## Stated task
Rewrite the items, putting "box coordinates" wherever "bounding boxes" occurs and keeping all other text the same.

— Begin Material provided —

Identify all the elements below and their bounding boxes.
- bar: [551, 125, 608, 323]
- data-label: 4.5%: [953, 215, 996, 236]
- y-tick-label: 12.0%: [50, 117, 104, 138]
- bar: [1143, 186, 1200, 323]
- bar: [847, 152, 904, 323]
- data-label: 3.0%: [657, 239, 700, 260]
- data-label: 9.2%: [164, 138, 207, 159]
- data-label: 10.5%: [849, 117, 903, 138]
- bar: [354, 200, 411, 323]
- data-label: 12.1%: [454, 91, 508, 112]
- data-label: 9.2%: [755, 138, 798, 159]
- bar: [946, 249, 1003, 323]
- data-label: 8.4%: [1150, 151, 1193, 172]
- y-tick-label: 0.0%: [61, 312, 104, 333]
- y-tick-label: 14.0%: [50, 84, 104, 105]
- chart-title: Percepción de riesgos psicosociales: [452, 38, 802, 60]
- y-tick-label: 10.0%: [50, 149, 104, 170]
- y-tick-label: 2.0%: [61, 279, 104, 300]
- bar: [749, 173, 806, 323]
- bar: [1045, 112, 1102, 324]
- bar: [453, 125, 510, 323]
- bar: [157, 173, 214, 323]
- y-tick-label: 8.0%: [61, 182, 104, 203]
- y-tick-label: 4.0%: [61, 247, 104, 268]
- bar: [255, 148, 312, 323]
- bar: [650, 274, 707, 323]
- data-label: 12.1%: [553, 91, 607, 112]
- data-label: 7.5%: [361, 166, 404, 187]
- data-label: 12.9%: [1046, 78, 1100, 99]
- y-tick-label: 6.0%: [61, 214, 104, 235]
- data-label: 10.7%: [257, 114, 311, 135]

— End Material provided —

## Task response
Identify all the elements below and their box coordinates.
- bar: [551, 125, 608, 323]
- data-label: 4.5%: [953, 215, 996, 236]
- y-tick-label: 12.0%: [50, 117, 104, 138]
- bar: [1143, 186, 1200, 323]
- bar: [847, 152, 904, 323]
- data-label: 3.0%: [657, 239, 700, 260]
- data-label: 9.2%: [164, 138, 207, 159]
- data-label: 10.5%: [849, 117, 903, 138]
- bar: [354, 200, 411, 323]
- data-label: 12.1%: [454, 91, 508, 112]
- data-label: 9.2%: [755, 138, 798, 159]
- bar: [946, 249, 1003, 323]
- data-label: 8.4%: [1150, 151, 1193, 172]
- y-tick-label: 0.0%: [61, 312, 104, 333]
- y-tick-label: 14.0%: [50, 84, 104, 105]
- chart-title: Percepción de riesgos psicosociales: [452, 38, 802, 60]
- y-tick-label: 10.0%: [50, 149, 104, 170]
- y-tick-label: 2.0%: [61, 279, 104, 300]
- bar: [749, 173, 806, 323]
- bar: [1045, 112, 1102, 324]
- bar: [453, 125, 510, 323]
- bar: [157, 173, 214, 323]
- y-tick-label: 8.0%: [61, 182, 104, 203]
- y-tick-label: 4.0%: [61, 247, 104, 268]
- bar: [255, 148, 312, 323]
- bar: [650, 274, 707, 323]
- data-label: 12.1%: [553, 91, 607, 112]
- data-label: 7.5%: [361, 166, 404, 187]
- data-label: 12.9%: [1046, 78, 1100, 99]
- y-tick-label: 6.0%: [61, 214, 104, 235]
- data-label: 10.7%: [257, 114, 311, 135]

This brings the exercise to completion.